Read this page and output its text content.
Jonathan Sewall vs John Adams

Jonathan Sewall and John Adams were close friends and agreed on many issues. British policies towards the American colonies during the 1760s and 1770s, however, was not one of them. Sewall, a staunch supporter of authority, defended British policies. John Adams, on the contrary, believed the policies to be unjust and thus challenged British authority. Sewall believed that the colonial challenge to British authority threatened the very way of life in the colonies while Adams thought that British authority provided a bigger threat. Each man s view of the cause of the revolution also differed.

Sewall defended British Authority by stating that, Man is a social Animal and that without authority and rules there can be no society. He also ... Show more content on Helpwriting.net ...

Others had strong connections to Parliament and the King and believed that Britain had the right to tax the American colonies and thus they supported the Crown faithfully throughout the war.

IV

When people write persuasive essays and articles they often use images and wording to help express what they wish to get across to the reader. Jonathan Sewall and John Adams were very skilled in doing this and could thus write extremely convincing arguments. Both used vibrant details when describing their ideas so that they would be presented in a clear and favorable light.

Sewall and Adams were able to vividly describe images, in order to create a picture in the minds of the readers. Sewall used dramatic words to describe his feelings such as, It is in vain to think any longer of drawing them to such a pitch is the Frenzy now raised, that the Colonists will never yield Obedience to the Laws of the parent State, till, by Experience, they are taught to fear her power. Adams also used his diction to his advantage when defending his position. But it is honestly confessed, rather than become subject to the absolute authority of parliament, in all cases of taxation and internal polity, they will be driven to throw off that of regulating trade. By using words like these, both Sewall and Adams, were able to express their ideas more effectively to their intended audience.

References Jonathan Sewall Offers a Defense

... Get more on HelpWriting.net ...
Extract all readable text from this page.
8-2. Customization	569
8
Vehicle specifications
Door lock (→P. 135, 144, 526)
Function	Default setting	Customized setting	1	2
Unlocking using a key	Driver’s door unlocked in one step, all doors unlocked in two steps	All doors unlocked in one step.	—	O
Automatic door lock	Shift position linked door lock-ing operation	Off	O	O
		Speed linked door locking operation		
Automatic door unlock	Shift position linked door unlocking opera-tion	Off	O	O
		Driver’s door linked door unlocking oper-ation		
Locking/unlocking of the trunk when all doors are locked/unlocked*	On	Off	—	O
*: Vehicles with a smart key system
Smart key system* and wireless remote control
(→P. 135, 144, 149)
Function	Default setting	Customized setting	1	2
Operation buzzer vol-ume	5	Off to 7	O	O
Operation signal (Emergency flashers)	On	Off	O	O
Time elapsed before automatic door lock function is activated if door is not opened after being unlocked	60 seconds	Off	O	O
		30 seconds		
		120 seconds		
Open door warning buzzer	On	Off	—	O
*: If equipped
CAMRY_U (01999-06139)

□ □ □

» **WORK TO COMPLETE**:
Please output every record, keeping each line exact.

» **RESPONSE**:
Read this page and output its text content.
Jonathan Sewall vs John Adams

Jonathan Sewall and John Adams were close friends and agreed on many issues. British policies towards the American colonies during the 1760s and 1770s, however, was not one of them. Sewall, a staunch supporter of authority, defended British policies. John Adams, on the contrary, believed the policies to be unjust and thus challenged British authority. Sewall believed that the colonial challenge to British authority threatened the very way of life in the colonies while Adams thought that British authority provided a bigger threat. Each man s view of the cause of the revolution also differed.

Sewall defended British Authority by stating that, Man is a social Animal and that without authority and rules there can be no society. He also ... Show more content on Helpwriting.net ...

Others had strong connections to Parliament and the King and believed that Britain had the right to tax the American colonies and thus they supported the Crown faithfully throughout the war.

IV

When people write persuasive essays and articles they often use images and wording to help express what they wish to get across to the reader. Jonathan Sewall and John Adams were very skilled in doing this and could thus write extremely convincing arguments. Both used vibrant details when describing their ideas so that they would be presented in a clear and favorable light.

Sewall and Adams were able to vividly describe images, in order to create a picture in the minds of the readers. Sewall used dramatic words to describe his feelings such as, It is in vain to think any longer of drawing them to such a pitch is the Frenzy now raised, that the Colonists will never yield Obedience to the Laws of the parent State, till, by Experience, they are taught to fear her power. Adams also used his diction to his advantage when defending his position. But it is honestly confessed, rather than become subject to the absolute authority of parliament, in all cases of taxation and internal polity, they will be driven to throw off that of regulating trade. By using words like these, both Sewall and Adams, were able to express their ideas more effectively to their intended audience.

References Jonathan Sewall Offers a Defense

... Get more on HelpWriting.net ...
Extract all readable text from this page.
8-2. Customization	569
8
Vehicle specifications
Door lock (→P. 135, 144, 526)
Function	Default setting	Customized setting	1	2
Unlocking using a key	Driver’s door unlocked in one step, all doors unlocked in two steps	All doors unlocked in one step.	—	O
Automatic door lock	Shift position linked door lock-ing operation	Off	O	O
		Speed linked door locking operation		
Automatic door unlock	Shift position linked door unlocking opera-tion	Off	O	O
		Driver’s door linked door unlocking oper-ation		
Locking/unlocking of the trunk when all doors are locked/unlocked*	On	Off	—	O
*: Vehicles with a smart key system
Smart key system* and wireless remote control
(→P. 135, 144, 149)
Function	Default setting	Customized setting	1	2
Operation buzzer vol-ume	5	Off to 7	O	O
Operation signal (Emergency flashers)	On	Off	O	O
Time elapsed before automatic door lock function is activated if door is not opened after being unlocked	60 seconds	Off	O	O
		30 seconds		
		120 seconds		
Open door warning buzzer	On	Off	—	O
*: If equipped
CAMRY_U (01999-06139)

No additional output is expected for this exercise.